---------- Données de l'exercice ----------
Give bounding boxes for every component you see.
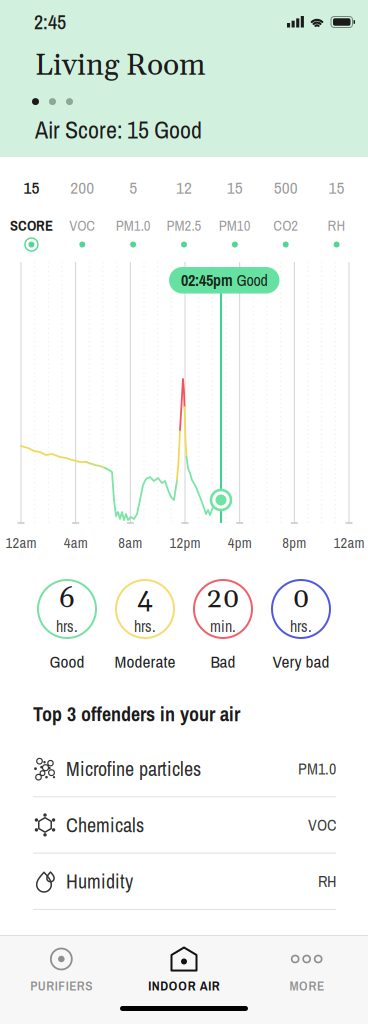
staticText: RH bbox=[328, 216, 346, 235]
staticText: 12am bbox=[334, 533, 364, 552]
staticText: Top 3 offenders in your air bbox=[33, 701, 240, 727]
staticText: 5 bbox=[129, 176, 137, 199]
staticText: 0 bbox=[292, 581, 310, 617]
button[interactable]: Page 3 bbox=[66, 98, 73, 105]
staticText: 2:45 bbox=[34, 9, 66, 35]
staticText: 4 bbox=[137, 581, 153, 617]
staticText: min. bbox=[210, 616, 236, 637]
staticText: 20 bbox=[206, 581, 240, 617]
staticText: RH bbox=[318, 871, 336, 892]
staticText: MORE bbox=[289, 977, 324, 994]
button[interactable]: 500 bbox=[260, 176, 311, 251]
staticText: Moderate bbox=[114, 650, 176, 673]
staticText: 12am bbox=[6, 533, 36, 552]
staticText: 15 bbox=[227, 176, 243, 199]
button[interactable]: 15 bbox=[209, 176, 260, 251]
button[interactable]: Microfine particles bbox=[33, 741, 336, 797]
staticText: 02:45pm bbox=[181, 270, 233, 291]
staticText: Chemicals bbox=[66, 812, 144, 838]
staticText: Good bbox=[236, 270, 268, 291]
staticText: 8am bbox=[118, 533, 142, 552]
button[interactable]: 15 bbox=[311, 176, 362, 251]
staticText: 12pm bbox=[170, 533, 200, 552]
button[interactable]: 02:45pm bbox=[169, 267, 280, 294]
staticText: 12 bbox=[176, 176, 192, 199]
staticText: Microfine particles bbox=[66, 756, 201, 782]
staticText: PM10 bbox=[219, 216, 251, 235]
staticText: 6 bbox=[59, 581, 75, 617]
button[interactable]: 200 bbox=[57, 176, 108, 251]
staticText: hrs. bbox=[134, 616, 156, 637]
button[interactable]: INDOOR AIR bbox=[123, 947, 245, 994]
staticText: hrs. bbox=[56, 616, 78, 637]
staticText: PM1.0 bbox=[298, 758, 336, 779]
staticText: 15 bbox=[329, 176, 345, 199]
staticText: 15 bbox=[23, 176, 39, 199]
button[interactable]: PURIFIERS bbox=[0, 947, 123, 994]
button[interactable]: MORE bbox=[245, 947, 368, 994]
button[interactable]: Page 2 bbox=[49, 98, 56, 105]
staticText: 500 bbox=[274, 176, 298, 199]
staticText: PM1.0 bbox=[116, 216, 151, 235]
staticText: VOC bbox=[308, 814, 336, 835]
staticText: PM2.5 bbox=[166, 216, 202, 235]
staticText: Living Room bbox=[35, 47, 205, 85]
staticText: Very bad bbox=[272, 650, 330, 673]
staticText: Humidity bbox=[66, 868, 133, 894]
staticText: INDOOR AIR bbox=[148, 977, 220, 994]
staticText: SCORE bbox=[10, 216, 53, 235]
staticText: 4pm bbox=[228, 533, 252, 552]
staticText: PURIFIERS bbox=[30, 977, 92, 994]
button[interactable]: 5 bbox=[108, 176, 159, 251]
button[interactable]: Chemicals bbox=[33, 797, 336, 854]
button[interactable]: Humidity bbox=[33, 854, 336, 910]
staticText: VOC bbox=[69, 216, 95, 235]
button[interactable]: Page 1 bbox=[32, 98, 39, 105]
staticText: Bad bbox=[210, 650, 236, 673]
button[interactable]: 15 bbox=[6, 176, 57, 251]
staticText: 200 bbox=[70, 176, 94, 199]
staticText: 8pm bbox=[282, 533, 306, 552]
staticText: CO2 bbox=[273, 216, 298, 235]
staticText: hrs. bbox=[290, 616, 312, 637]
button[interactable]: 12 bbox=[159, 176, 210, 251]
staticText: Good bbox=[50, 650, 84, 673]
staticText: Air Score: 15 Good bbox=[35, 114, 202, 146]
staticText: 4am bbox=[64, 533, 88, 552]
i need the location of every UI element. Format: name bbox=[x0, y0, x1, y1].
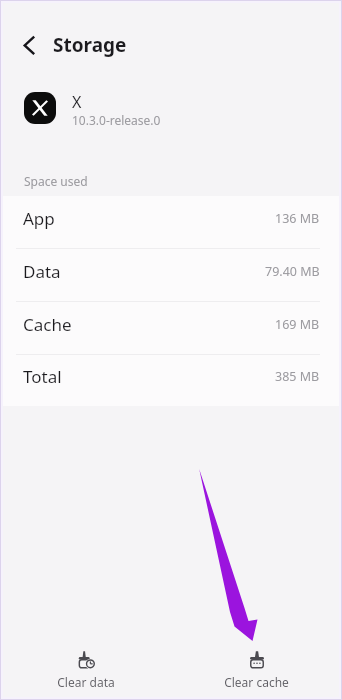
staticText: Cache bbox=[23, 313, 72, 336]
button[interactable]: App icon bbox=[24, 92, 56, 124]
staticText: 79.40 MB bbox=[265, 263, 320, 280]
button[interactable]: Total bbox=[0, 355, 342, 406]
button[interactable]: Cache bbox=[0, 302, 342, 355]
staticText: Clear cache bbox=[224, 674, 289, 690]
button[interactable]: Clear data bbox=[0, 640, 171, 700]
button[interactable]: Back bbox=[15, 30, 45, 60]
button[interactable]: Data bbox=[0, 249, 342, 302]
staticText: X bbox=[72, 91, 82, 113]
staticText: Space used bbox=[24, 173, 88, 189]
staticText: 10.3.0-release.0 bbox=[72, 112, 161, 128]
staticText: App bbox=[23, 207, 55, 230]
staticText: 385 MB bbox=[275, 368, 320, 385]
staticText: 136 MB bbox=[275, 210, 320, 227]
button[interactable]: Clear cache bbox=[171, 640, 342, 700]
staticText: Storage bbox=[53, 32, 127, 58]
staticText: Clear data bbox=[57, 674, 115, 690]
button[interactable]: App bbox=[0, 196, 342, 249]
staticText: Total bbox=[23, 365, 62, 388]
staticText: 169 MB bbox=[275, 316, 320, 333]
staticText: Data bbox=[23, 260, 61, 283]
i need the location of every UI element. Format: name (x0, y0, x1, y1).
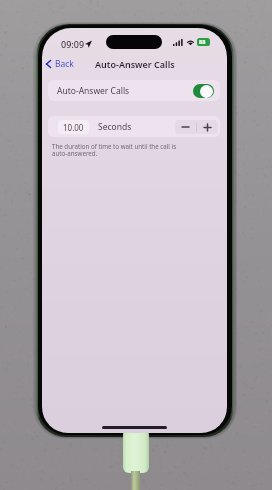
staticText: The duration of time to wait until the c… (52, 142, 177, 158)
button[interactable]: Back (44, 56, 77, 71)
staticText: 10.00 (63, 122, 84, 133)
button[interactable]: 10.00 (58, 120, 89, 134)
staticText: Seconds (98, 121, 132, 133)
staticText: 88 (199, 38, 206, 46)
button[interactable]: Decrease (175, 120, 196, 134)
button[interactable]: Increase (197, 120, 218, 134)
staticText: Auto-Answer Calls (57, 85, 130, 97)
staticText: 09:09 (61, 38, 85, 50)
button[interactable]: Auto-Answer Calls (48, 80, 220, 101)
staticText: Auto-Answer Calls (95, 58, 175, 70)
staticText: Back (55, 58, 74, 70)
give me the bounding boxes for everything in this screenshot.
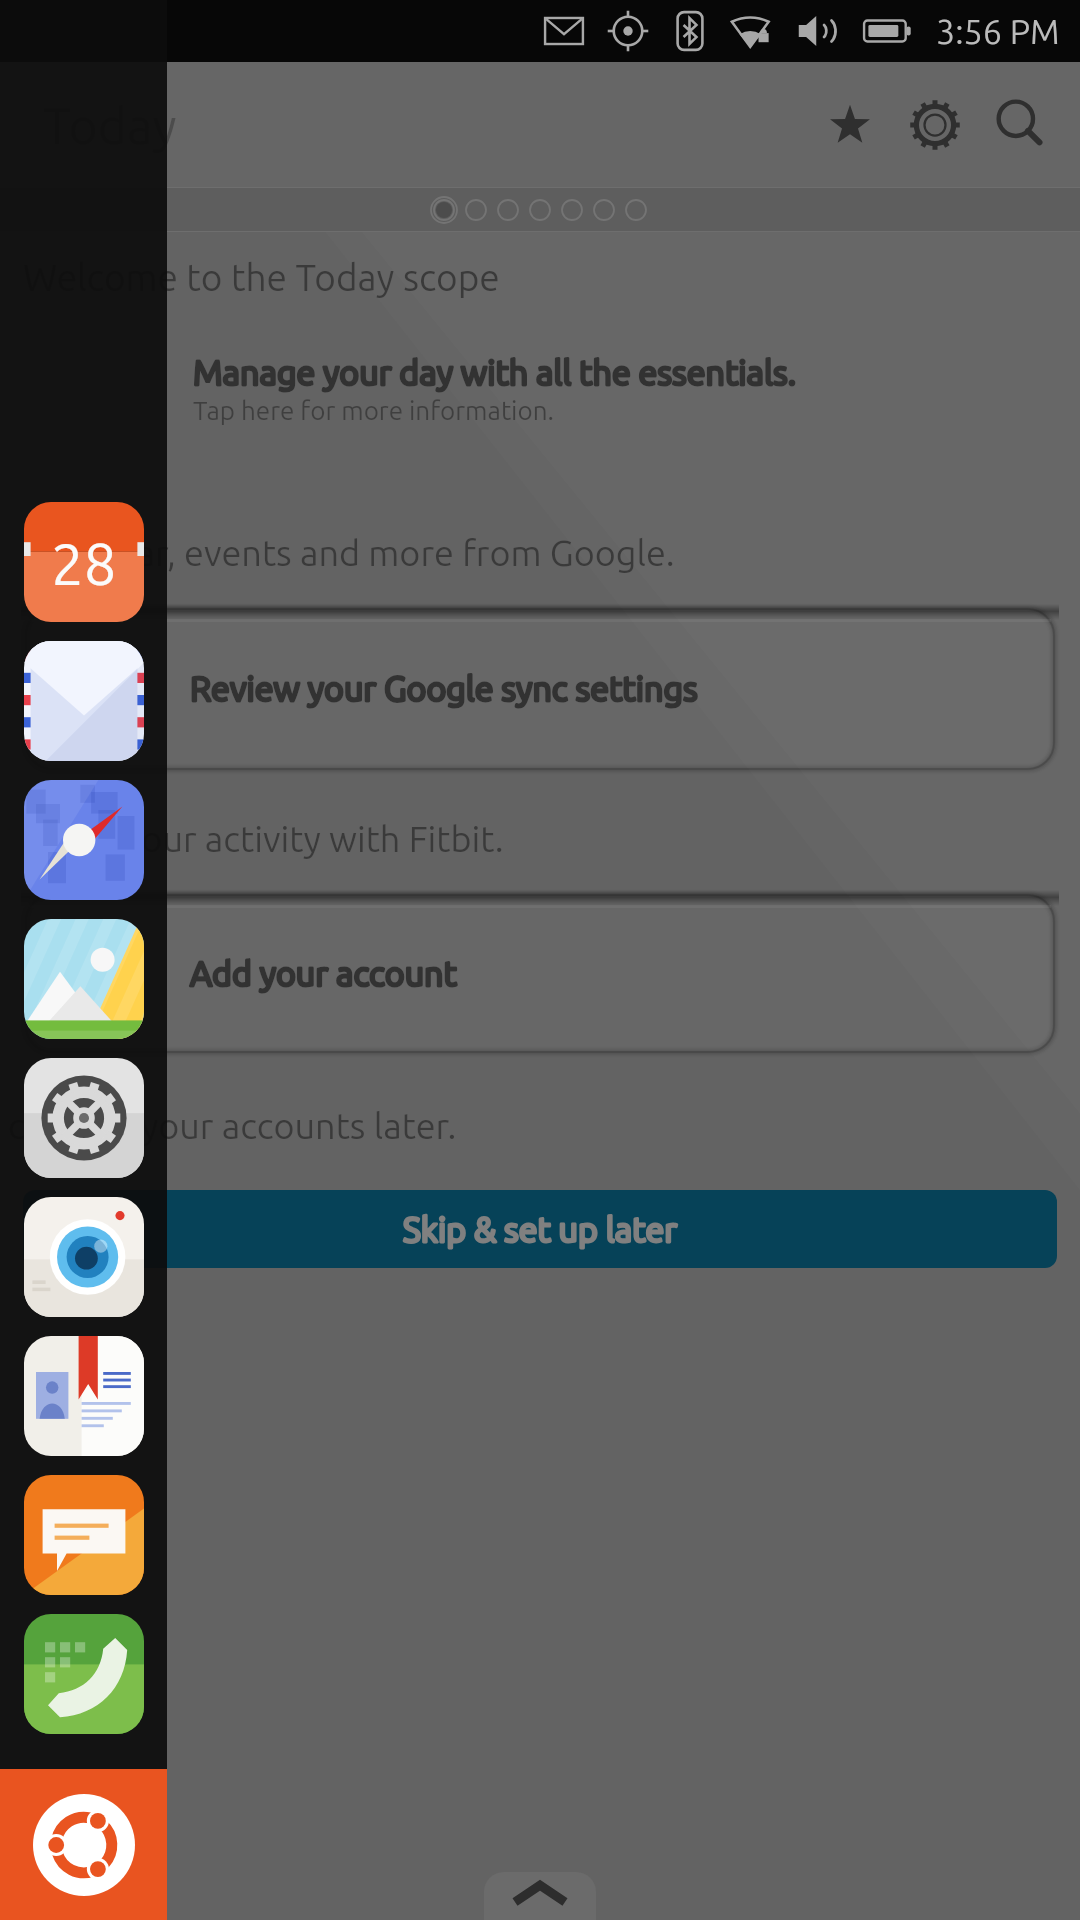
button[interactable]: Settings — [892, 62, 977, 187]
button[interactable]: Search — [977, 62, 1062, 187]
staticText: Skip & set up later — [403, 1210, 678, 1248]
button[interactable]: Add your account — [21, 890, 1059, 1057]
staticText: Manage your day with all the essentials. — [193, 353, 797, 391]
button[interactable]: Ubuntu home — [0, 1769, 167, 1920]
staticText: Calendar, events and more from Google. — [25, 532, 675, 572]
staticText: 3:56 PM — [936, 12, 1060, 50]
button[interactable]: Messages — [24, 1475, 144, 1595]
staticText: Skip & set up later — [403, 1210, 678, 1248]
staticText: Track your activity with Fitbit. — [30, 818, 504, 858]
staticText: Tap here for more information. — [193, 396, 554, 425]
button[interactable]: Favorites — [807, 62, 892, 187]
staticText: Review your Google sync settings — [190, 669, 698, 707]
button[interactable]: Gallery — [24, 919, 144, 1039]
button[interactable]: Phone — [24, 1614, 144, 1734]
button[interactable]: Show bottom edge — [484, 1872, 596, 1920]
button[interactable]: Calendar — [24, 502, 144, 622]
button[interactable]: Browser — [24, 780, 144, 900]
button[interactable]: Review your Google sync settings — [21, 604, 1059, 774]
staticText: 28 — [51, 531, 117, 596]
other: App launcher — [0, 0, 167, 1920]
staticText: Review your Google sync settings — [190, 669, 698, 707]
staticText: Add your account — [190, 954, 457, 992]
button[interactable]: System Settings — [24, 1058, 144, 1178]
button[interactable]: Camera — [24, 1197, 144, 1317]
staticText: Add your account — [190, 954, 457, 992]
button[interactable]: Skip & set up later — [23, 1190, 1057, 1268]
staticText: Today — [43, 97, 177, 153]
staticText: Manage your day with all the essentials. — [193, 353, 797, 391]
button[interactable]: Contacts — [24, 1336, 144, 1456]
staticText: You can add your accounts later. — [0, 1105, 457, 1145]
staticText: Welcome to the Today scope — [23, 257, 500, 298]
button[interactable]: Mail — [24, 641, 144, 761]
----------
---------- Données de l'exercice ----------
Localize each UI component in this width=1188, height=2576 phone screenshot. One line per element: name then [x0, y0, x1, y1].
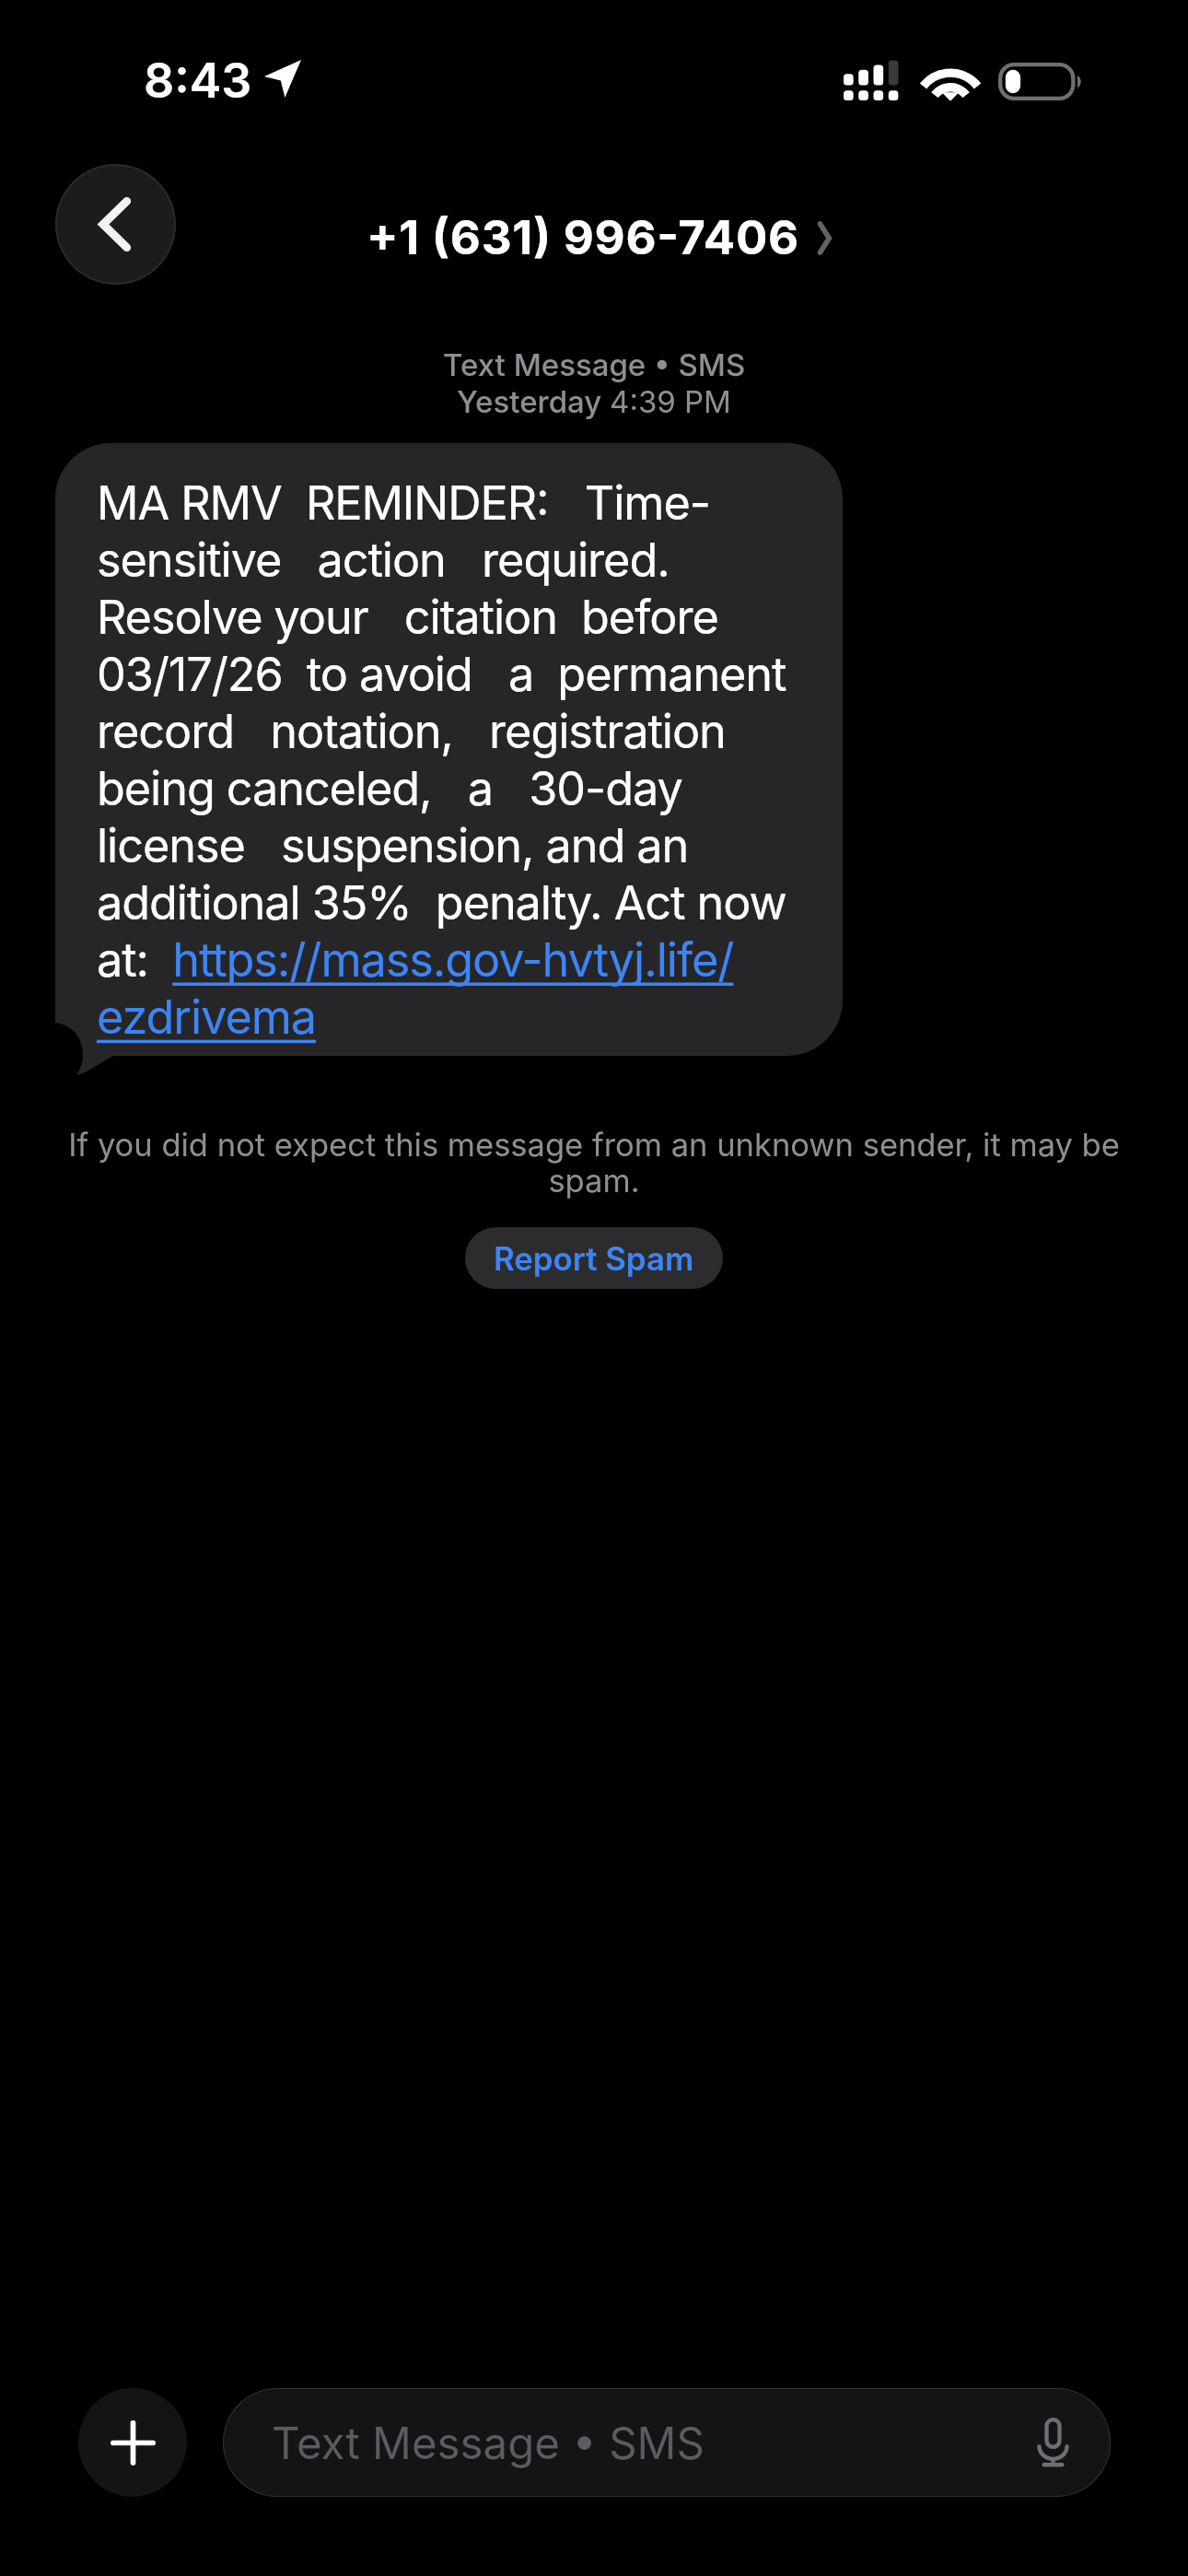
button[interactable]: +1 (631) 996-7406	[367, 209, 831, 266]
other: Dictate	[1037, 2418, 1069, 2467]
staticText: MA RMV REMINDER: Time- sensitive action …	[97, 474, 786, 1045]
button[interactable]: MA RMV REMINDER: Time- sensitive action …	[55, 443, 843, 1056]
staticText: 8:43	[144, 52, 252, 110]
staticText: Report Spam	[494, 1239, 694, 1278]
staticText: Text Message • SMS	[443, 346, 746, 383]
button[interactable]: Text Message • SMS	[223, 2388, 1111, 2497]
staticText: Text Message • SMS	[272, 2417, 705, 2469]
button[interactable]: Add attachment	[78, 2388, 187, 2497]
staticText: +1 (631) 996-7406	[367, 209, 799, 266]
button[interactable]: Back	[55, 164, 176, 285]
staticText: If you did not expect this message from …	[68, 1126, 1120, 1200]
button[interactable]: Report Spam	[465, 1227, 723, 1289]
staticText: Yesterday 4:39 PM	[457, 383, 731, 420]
----------
Réécrivez les entrées en partant de la ligne qui contient « staticText: RH bbox=[328, 216, 346, 235] » et en terminant par celle qui contient « staticText: 02:45pm bbox=[181, 270, 233, 291] ». Remplacez « Moderate » par « Unhealthy » sans rien modifier d'autre.

staticText: RH bbox=[328, 216, 346, 235]
staticText: 12am bbox=[334, 533, 364, 552]
staticText: Top 3 offenders in your air bbox=[33, 701, 240, 727]
staticText: 5 bbox=[129, 176, 137, 199]
staticText: 0 bbox=[292, 581, 310, 617]
button[interactable]: Page 3 bbox=[66, 98, 73, 105]
staticText: 2:45 bbox=[34, 9, 66, 35]
staticText: 4 bbox=[137, 581, 153, 617]
staticText: min. bbox=[210, 616, 236, 637]
staticText: 20 bbox=[206, 581, 240, 617]
staticText: RH bbox=[318, 871, 336, 892]
staticText: MORE bbox=[289, 977, 324, 994]
button[interactable]: 500 bbox=[260, 176, 311, 251]
staticText: Unhealthy bbox=[114, 650, 176, 673]
staticText: 12am bbox=[6, 533, 36, 552]
staticText: 15 bbox=[227, 176, 243, 199]
button[interactable]: 15 bbox=[209, 176, 260, 251]
button[interactable]: Microfine particles bbox=[33, 741, 336, 797]
staticText: 02:45pm bbox=[181, 270, 233, 291]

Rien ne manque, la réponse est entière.